··· Provided data
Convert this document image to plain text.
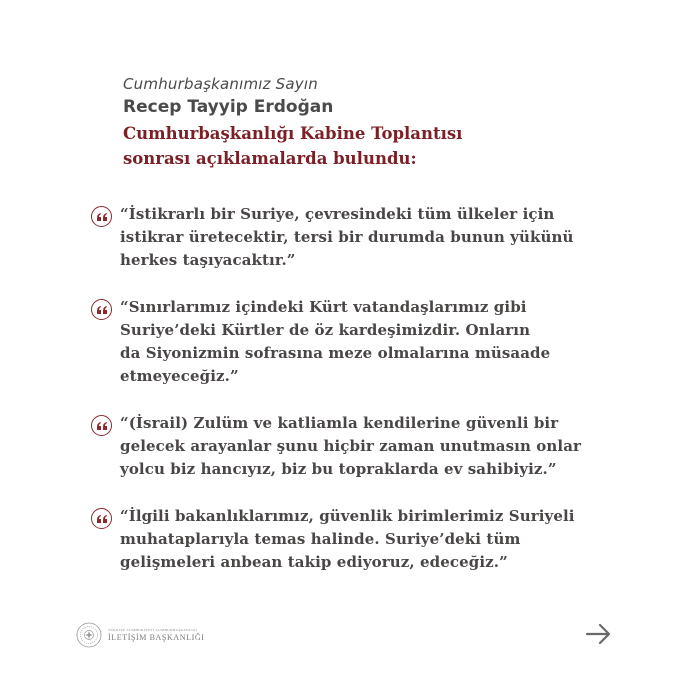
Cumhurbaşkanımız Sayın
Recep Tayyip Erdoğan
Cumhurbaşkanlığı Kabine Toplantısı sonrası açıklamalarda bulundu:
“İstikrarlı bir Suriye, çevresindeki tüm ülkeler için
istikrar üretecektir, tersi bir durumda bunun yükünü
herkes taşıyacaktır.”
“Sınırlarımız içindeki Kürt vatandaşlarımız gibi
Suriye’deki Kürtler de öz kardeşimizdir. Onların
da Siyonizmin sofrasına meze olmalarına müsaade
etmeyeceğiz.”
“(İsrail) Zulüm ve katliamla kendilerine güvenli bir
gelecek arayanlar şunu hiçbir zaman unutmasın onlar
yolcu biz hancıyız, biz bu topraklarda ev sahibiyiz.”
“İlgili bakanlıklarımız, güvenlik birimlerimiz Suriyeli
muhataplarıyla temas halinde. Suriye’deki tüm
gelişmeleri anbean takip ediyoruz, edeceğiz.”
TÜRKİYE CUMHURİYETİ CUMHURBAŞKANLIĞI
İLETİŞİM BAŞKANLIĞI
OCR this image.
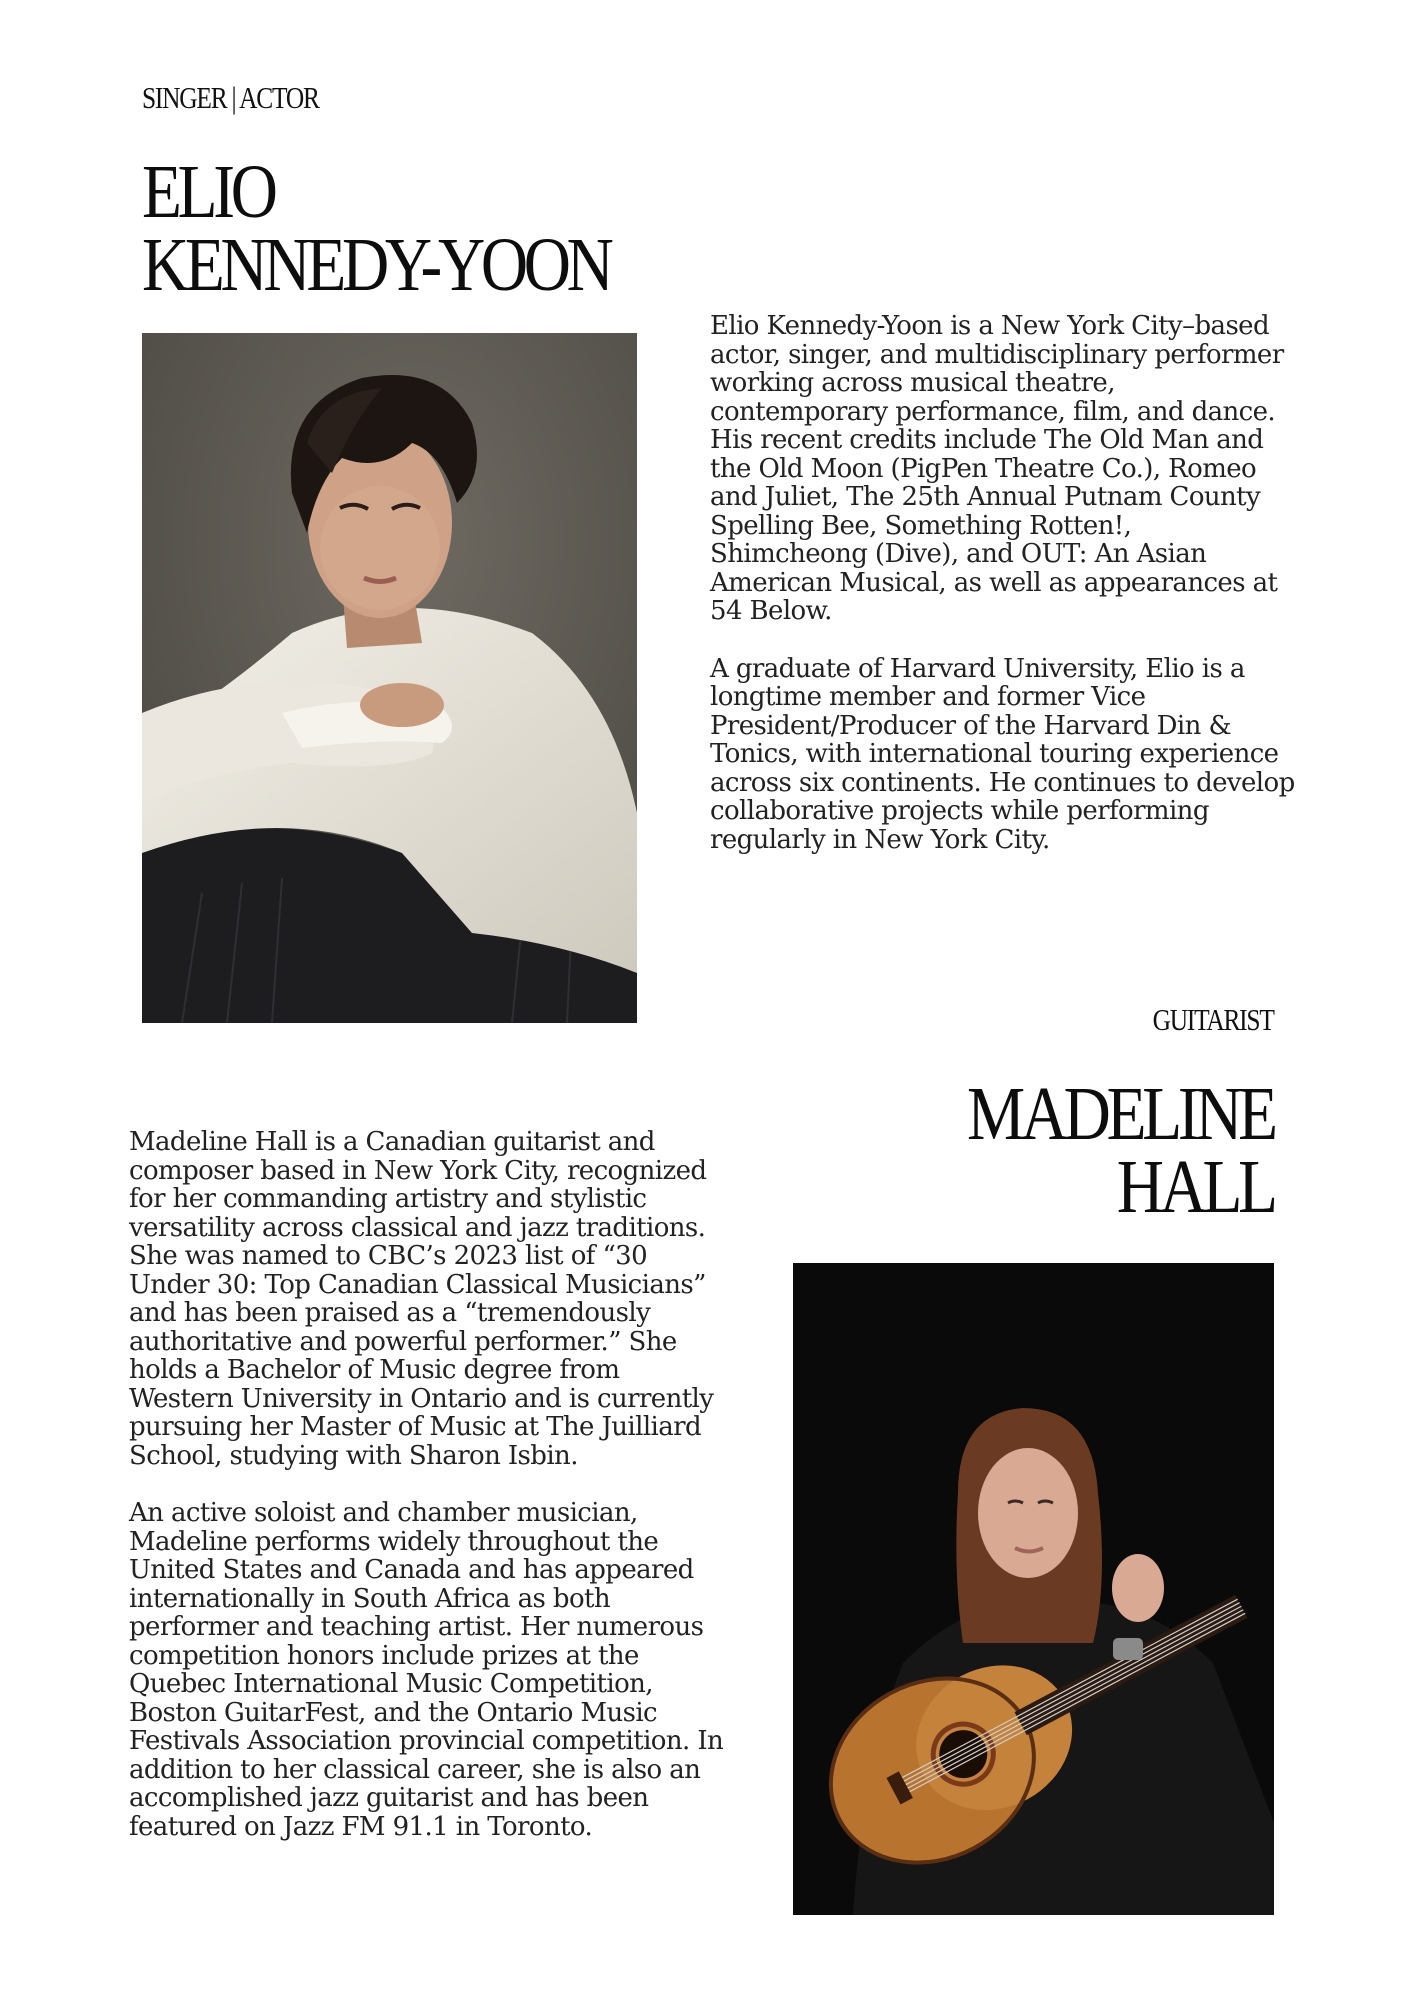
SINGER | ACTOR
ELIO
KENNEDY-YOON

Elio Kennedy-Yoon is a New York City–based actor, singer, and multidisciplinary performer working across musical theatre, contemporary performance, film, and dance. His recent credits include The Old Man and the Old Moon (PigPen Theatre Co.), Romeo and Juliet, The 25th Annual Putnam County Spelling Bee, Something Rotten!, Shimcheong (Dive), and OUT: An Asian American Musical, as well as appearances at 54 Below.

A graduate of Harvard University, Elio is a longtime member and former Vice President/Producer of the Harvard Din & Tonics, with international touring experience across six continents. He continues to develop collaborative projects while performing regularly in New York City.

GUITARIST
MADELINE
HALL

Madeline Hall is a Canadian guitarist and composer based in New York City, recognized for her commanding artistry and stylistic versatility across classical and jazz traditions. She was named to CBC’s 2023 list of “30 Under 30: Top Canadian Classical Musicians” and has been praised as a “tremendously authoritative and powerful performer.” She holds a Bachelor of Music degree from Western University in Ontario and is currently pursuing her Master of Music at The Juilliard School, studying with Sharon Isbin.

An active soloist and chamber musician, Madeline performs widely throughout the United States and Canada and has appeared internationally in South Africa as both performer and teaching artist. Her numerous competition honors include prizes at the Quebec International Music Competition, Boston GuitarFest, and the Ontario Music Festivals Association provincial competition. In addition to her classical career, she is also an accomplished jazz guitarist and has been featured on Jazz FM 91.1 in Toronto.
······
What to produce — Give only the number of lines in the entries above that hold the string "image".

Answer for this exercise — 2